Introduction
Searching—finding a specific value or object in a collection—is one of the most fundamental operations in computer science. Topic 4.14 introduces linear search, the simplest and most intuitive searching algorithm.
Linear search examines elements one by one until finding the target value or reaching the end of the collection. While not the fastest search method, linear search works on any collection (sorted or unsorted) and is straightforward to implement. Understanding linear search prepares you for more sophisticated algorithms like binary search in Topic 4.17.
What is Linear Search?
Linear search algorithms are standard algorithms that check each element in order until the desired value is found or all elements in the array or ArrayList have been checked.
Think of it like looking for a book on a shelf by checking each book from left to right until you find the one you want.
Key characteristics:
- Sequential: examines elements one at a time
- Works on unsorted collections
- Stops when target is found (or end is reached)
- Simple to implement
- Time: proportional to collection size
Linear Search for Arrays
The basic pattern: traverse the array, compare each element to the target value, return when found.
Returning Index of Found Element
public static int linearSearch(int[] arr, int target)
{
for (int i = 0; i < arr.length; i++)
{
if (arr[i] == target)
{
return i; // Found at index i
}
}
return -1; // Not found
}
Convention: Return -1 when element is not found (since -1 is never a valid index).
Example:
int[] numbers = {23, 45, 12, 67, 34};
int index = linearSearch(numbers, 67); // Returns 3
int missing = linearSearch(numbers, 99); // Returns -1
Returning Boolean (Found or Not)
public static boolean contains(int[] arr, int target)
{
for (int val : arr)
{
if (val == target)
{
return true;
}
}
return false;
}
Searching for Objects
When searching arrays of objects, compare using .equals():
public static int findStudent(Student[] students, String name)
{
for (int i = 0; i < students.length; i++)
{
if (students[i].getName().equals(name))
{
return i;
}
}
return -1;
}
Important: Use .equals() for object comparison, not ==.
Linear Search for ArrayLists
The pattern is identical, but use ArrayList methods:
public static int search(ArrayList<Integer> list, int target)
{
for (int i = 0; i < list.size(); i++)
{
if (list.get(i) == target)
{
return i;
}
}
return -1;
}
Using Enhanced For Loop
When you only need to know if the element exists (not its position):
public static boolean contains(ArrayList<String> list, String target)
{
for (String str : list)
{
if (str.equals(target))
{
return true;
}
}
return false;
}
Searching by Object Property
public static Student findByID(ArrayList<Student> students, int id)
{
for (Student s : students)
{
if (s.getID() == id)

- [Raw data]
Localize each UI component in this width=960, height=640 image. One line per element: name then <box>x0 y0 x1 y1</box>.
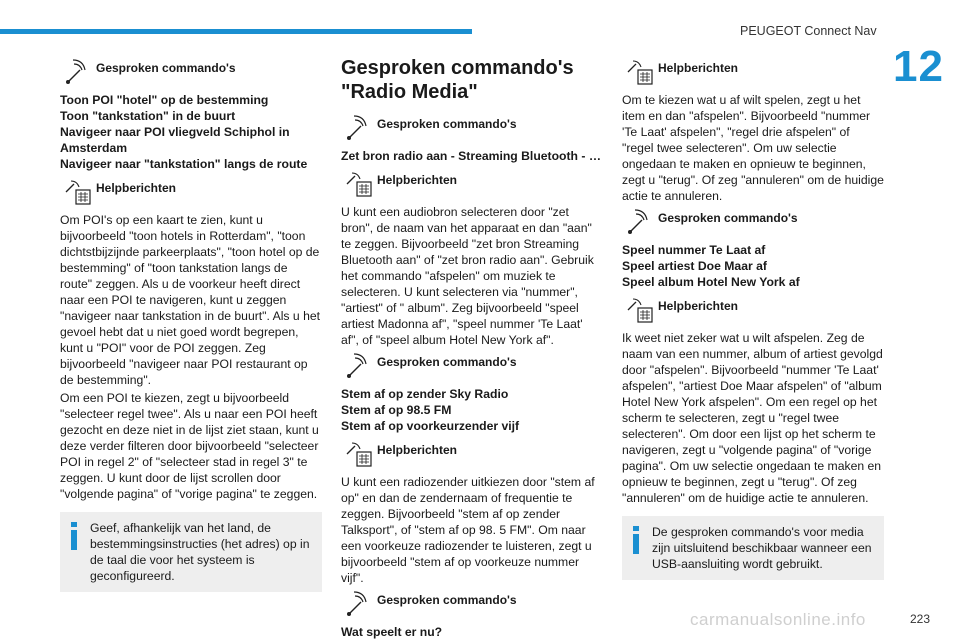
page-number: 223 <box>910 612 931 626</box>
watermark: carmanualsonline.info <box>690 610 866 629</box>
help-messages-icon <box>343 440 373 468</box>
help-text: U kunt een radiozender uitkiezen door "stem af op" en dan de zendernaam of frequentie te zeggen. Bijvoorbeeld "stem af op zender Talksport", of "stem af op 98. 5 FM". Om naar een voorkeuze radiozender te luisteren, zegt u bijvoorbeeld "stem af op voorkeuze nummer vijf". <box>341 475 595 585</box>
info-note-text: De gesproken commando's voor media zijn uitsluitend beschikbaar wanneer een USB-aansluiting wordt gebruikt. <box>652 525 872 571</box>
voice-command-heading <box>341 588 603 618</box>
command-list <box>622 242 884 290</box>
voice-command-heading <box>341 350 603 380</box>
voice-command-heading <box>60 56 322 86</box>
help-messages-heading <box>60 176 322 206</box>
command-line: Toon POI "hotel" op de bestemming <box>60 93 269 107</box>
header-accent-bar <box>0 29 472 34</box>
info-icon <box>70 522 78 550</box>
info-icon <box>632 526 640 554</box>
command-line: Wat speelt er nu? <box>341 625 443 639</box>
header-title: PEUGEOT Connect Nav <box>740 24 877 38</box>
command-line: Navigeer naar POI vliegveld Schiphol in Amsterdam <box>60 125 290 155</box>
help-messages-heading <box>622 294 884 324</box>
voice-command-heading-text: Gesproken commando's <box>377 355 517 369</box>
voice-command-heading-text: Gesproken commando's <box>377 593 517 607</box>
voice-command-icon <box>343 590 373 618</box>
info-note <box>622 516 884 580</box>
command-line: Speel album Hotel New York af <box>622 275 800 289</box>
help-text: Om te kiezen wat u af wilt spelen, zegt u het item en dan "afspelen". Bijvoorbeeld "nummer 'Te Laat' afspelen", "regel drie afspelen" of "regel twee selecteren". Om uw selectie ongedaan te maken en opnieuw te beginnen, zegt u "terug". Of zeg "annuleren" om de huidige actie te annuleren. <box>622 93 884 203</box>
command-line: Toon "tankstation" in de buurt <box>60 109 236 123</box>
command-line: Speel nummer Te Laat af <box>622 243 766 257</box>
voice-command-heading <box>341 112 603 142</box>
help-messages-heading-text: Helpberichten <box>658 299 739 313</box>
command-list <box>60 92 322 172</box>
help-text: Ik weet niet zeker wat u wilt afspelen. Zeg de naam van een nummer, album of artiest gevolgd door "afspelen". Bijvoorbeeld "nummer 'Te Laat' afspelen", "artiest Doe Maar afspelen" of "album Hotel New York afspelen". Om een regel op het scherm te selecteren, zegt u "regel twee selecteren". Om door een lijst op het scherm te navigeren, zegt u "volgende pagina" of "vorige pagina". Om uw selectie ongedaan te maken en opnieuw te beginnen, zegt u "terug". Of zeg "annuleren" om de huidige actie te annuleren. <box>622 331 883 505</box>
help-messages-heading <box>341 168 603 198</box>
chapter-number: 12 <box>893 42 944 91</box>
command-line: Stem af op zender Sky Radio <box>341 387 509 401</box>
command-line: Stem af op voorkeurzender vijf <box>341 419 520 433</box>
column-1 <box>60 56 322 592</box>
help-messages-heading-text: Helpberichten <box>377 443 458 457</box>
column-3 <box>622 56 884 580</box>
voice-command-heading-text: Gesproken commando's <box>96 61 236 75</box>
info-note-text: Geef, afhankelijk van het land, de bestemmingsinstructies (het adres) op in de taal die voor het systeem is geconfigureerd. <box>90 521 310 583</box>
help-messages-icon <box>624 58 654 86</box>
voice-command-heading <box>622 206 884 236</box>
voice-command-icon <box>343 114 373 142</box>
voice-command-heading-text: Gesproken commando's <box>377 117 517 131</box>
section-title: Gesproken commando's "Radio Media" <box>341 57 574 103</box>
command-line: Navigeer naar "tankstation" langs de route <box>60 157 308 171</box>
voice-command-heading-text: Gesproken commando's <box>658 211 798 225</box>
help-text: Om POI's op een kaart te zien, kunt u bijvoorbeeld "toon hotels in Rotterdam", "toon dichtstbijzijnde parkeerplaats", "toon hotel op de bestemming" of "toon tankstation langs de route" zeggen. Als u de voorkeur heeft direct naar een POI te navigeren, kunt u zeggen "navigeer naar tankstation in de buurt". Als u het gevoel hebt dat u niet goed wordt begrepen, kunt u "POI" voor de POI zeggen. Zeg bijvoorbeeld "navigeer naar POI restaurant op de bestemming". <box>60 213 321 387</box>
info-note <box>60 512 322 592</box>
command-line: Zet bron radio aan - Streaming Bluetooth - … <box>341 149 602 163</box>
help-messages-heading <box>622 56 884 86</box>
command-line: Stem af op 98.5 FM <box>341 403 452 417</box>
voice-command-icon <box>624 208 654 236</box>
help-messages-heading-text: Helpberichten <box>658 61 739 75</box>
column-2 <box>341 56 603 640</box>
help-text: Om een POI te kiezen, zegt u bijvoorbeeld "selecteer regel twee". Als u naar een POI heeft gezocht en deze niet in de lijst ziet staan, kunt u deze verder filteren door bijvoorbeeld "selecteer POI in regel 2" of "selecteer stad in regel 3" te zeggen. U kunt door de lijst scrollen door "volgende pagina" of "vorige pagina" te zeggen. <box>60 391 319 501</box>
help-messages-icon <box>62 178 92 206</box>
command-line: Speel artiest Doe Maar af <box>622 259 767 273</box>
help-messages-heading-text: Helpberichten <box>377 173 458 187</box>
help-messages-heading <box>341 438 603 468</box>
help-messages-heading-text: Helpberichten <box>96 181 177 195</box>
voice-command-icon <box>62 58 92 86</box>
help-messages-icon <box>343 170 373 198</box>
help-text: U kunt een audiobron selecteren door "zet bron", de naam van het apparaat en dan "aan" te zeggen. Bijvoorbeeld "zet bron Streaming Bluetooth aan" of "zet bron radio aan". Gebruik het commando "afspelen" om muziek te selecteren. U kunt selecteren via "nummer", "artiest" of " album". Zeg bijvoorbeeld "speel artiest Madonna af", "speel nummer 'Te Laat' af", of "speel album Hotel New York af". <box>341 205 594 347</box>
help-messages-icon <box>624 296 654 324</box>
command-list <box>341 386 603 434</box>
voice-command-icon <box>343 352 373 380</box>
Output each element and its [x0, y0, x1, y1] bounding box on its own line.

- [Work to complete]
- a) Please output the linear search page word for word, from "public static boolean contains(int[]" through "students, String name)".
- b) Answer these from the linear search page, one per line:
(i) Under the convention it states, what does a search return when the element is not found?
(ii) What should be used to compare objects, instead of ==?
(iii) In which topic is binary search covered?

- [Responses for each task]
- a)
public static boolean contains(int[] arr, int target)
{
for (int val : arr)
{
if (val == target)
{
return true;
}
}
return false;
}
Searching for Objects
When searching arrays of objects, compare using .equals():
public static int findStudent(Student[] students, String name)

- b)
(i) -1
(ii) .equals()
(iii) Topic 4.17